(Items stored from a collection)
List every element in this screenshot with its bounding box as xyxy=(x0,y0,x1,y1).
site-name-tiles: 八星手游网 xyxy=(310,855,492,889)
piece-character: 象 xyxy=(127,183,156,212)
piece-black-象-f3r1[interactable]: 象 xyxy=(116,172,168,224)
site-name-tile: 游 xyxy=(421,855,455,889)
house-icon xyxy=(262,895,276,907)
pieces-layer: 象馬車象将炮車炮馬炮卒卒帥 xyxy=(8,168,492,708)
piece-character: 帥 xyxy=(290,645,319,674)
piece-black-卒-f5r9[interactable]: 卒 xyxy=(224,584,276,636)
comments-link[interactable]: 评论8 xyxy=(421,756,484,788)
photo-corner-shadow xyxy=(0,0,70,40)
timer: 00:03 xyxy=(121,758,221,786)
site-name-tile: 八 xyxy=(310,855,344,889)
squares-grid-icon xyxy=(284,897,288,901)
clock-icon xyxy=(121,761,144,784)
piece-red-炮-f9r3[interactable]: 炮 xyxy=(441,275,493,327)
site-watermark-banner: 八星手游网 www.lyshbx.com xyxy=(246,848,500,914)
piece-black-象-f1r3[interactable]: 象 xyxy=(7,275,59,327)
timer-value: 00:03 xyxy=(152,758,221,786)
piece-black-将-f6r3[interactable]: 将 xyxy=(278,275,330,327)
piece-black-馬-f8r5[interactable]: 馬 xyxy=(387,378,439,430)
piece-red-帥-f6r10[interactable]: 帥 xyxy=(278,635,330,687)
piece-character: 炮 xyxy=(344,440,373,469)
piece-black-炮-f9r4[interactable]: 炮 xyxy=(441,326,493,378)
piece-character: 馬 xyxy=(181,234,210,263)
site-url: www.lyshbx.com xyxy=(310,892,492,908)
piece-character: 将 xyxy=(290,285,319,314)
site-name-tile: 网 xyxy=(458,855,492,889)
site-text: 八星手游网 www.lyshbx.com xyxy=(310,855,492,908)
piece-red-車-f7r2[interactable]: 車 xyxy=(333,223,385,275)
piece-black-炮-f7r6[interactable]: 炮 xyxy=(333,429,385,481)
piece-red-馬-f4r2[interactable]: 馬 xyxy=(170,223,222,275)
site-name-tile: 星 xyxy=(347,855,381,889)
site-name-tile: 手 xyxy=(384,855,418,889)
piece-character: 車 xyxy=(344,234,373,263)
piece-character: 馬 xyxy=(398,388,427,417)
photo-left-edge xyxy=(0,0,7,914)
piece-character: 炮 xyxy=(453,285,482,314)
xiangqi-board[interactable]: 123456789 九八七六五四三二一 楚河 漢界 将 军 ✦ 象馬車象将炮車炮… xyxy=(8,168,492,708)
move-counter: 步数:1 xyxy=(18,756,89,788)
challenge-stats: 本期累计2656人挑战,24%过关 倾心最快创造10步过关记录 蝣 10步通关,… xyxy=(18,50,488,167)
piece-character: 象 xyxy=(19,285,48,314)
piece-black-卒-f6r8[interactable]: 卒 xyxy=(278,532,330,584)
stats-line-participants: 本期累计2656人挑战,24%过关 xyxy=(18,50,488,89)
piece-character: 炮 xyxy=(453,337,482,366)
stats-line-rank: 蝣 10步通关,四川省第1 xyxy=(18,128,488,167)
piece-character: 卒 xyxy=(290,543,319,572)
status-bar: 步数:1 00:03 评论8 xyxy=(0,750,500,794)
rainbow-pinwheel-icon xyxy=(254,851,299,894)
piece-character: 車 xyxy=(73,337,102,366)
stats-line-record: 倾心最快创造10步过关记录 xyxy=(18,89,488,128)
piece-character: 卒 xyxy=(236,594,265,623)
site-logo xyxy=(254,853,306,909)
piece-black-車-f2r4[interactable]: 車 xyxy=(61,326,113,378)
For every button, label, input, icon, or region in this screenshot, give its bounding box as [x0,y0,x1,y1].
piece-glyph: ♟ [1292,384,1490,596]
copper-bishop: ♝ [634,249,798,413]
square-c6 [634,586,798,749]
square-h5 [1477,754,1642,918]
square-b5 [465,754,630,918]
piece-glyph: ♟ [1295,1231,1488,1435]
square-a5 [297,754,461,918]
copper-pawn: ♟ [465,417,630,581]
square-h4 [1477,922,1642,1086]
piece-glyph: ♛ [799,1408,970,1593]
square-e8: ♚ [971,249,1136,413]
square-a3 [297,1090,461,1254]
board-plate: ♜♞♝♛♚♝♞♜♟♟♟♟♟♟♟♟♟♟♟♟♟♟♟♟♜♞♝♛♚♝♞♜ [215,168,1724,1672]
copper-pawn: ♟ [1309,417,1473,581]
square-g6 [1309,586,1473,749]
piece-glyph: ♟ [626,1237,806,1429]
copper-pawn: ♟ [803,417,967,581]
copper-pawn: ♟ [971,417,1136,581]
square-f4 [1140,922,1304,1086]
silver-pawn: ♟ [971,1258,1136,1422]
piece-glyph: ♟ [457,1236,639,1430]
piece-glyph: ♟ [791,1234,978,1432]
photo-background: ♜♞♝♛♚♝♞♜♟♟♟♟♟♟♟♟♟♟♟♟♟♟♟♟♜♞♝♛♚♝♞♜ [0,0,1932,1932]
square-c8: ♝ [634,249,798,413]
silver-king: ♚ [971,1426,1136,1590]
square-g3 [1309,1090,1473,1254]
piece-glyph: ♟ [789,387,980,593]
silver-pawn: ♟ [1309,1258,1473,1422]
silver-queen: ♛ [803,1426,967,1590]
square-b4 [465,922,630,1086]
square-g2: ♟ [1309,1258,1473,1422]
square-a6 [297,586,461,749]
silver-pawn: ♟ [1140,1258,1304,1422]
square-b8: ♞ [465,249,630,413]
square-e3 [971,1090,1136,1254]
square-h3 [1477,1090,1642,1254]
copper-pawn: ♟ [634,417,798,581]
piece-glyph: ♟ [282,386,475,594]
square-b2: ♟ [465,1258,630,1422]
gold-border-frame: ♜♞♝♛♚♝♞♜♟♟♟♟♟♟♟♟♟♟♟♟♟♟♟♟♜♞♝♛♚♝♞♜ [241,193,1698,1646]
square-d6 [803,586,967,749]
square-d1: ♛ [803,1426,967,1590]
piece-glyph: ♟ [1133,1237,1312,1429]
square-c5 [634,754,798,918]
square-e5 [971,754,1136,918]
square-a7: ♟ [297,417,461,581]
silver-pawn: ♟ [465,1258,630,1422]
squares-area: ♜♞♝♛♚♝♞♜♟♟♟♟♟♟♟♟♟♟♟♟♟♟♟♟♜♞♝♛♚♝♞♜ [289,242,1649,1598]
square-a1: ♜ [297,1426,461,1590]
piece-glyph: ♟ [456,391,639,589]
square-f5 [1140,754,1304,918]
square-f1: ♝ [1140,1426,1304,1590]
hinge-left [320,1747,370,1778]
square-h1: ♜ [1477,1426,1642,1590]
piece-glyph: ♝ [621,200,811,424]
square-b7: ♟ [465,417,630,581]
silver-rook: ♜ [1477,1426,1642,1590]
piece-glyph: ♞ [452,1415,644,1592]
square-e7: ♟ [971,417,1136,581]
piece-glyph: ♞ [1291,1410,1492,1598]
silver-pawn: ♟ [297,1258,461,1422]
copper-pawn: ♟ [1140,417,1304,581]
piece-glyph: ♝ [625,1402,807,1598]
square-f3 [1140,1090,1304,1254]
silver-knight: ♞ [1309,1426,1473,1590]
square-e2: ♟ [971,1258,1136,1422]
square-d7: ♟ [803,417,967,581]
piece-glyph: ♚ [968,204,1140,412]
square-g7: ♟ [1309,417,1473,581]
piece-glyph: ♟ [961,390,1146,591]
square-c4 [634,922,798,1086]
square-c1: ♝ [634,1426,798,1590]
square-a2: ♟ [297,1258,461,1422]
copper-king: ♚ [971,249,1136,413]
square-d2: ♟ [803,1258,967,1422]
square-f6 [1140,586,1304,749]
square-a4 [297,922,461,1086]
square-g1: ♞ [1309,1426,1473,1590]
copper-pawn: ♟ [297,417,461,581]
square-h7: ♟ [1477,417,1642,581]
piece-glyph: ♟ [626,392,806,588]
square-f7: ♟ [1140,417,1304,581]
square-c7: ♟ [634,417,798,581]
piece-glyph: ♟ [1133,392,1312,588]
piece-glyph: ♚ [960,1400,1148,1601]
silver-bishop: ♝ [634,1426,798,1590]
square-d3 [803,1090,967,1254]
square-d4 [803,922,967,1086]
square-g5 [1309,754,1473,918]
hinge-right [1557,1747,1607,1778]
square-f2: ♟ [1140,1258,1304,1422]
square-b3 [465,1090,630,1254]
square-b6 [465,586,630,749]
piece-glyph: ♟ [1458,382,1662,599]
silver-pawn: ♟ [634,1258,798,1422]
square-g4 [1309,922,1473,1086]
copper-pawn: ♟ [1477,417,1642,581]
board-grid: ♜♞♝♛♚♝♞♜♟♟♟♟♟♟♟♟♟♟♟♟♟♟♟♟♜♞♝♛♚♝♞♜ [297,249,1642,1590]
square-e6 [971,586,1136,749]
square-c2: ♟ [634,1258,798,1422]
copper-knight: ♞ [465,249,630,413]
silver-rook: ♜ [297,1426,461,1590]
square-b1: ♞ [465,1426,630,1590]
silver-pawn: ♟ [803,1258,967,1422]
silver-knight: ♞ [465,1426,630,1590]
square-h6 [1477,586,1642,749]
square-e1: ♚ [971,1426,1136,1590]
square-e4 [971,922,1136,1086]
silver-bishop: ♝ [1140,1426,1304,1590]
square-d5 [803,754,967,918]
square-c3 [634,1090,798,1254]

# What to produce
Reproduce the data verbatim from its first line through the line containing "piece-character: 炮 xyxy=(453,285,482,314)", including both of those lines.

# Finished task
List every element in this screenshot with its bounding box as xyxy=(x0,y0,x1,y1).
site-name-tiles: 八星手游网 xyxy=(310,855,492,889)
piece-character: 象 xyxy=(127,183,156,212)
piece-black-象-f3r1[interactable]: 象 xyxy=(116,172,168,224)
site-name-tile: 游 xyxy=(421,855,455,889)
house-icon xyxy=(262,895,276,907)
pieces-layer: 象馬車象将炮車炮馬炮卒卒帥 xyxy=(8,168,492,708)
piece-character: 帥 xyxy=(290,645,319,674)
piece-black-卒-f5r9[interactable]: 卒 xyxy=(224,584,276,636)
comments-link[interactable]: 评论8 xyxy=(421,756,484,788)
photo-corner-shadow xyxy=(0,0,70,40)
timer: 00:03 xyxy=(121,758,221,786)
site-name-tile: 八 xyxy=(310,855,344,889)
squares-grid-icon xyxy=(284,897,288,901)
clock-icon xyxy=(121,761,144,784)
piece-red-炮-f9r3[interactable]: 炮 xyxy=(441,275,493,327)
site-watermark-banner: 八星手游网 www.lyshbx.com xyxy=(246,848,500,914)
piece-black-象-f1r3[interactable]: 象 xyxy=(7,275,59,327)
timer-value: 00:03 xyxy=(152,758,221,786)
piece-black-将-f6r3[interactable]: 将 xyxy=(278,275,330,327)
piece-black-馬-f8r5[interactable]: 馬 xyxy=(387,378,439,430)
piece-red-帥-f6r10[interactable]: 帥 xyxy=(278,635,330,687)
piece-character: 炮 xyxy=(344,440,373,469)
piece-black-炮-f9r4[interactable]: 炮 xyxy=(441,326,493,378)
piece-character: 馬 xyxy=(181,234,210,263)
site-url: www.lyshbx.com xyxy=(310,892,492,908)
piece-character: 将 xyxy=(290,285,319,314)
site-name-tile: 网 xyxy=(458,855,492,889)
site-text: 八星手游网 www.lyshbx.com xyxy=(310,855,492,908)
piece-red-車-f7r2[interactable]: 車 xyxy=(333,223,385,275)
piece-black-炮-f7r6[interactable]: 炮 xyxy=(333,429,385,481)
piece-red-馬-f4r2[interactable]: 馬 xyxy=(170,223,222,275)
site-name-tile: 星 xyxy=(347,855,381,889)
site-name-tile: 手 xyxy=(384,855,418,889)
piece-character: 車 xyxy=(344,234,373,263)
piece-character: 馬 xyxy=(398,388,427,417)
photo-left-edge xyxy=(0,0,7,914)
piece-character: 炮 xyxy=(453,285,482,314)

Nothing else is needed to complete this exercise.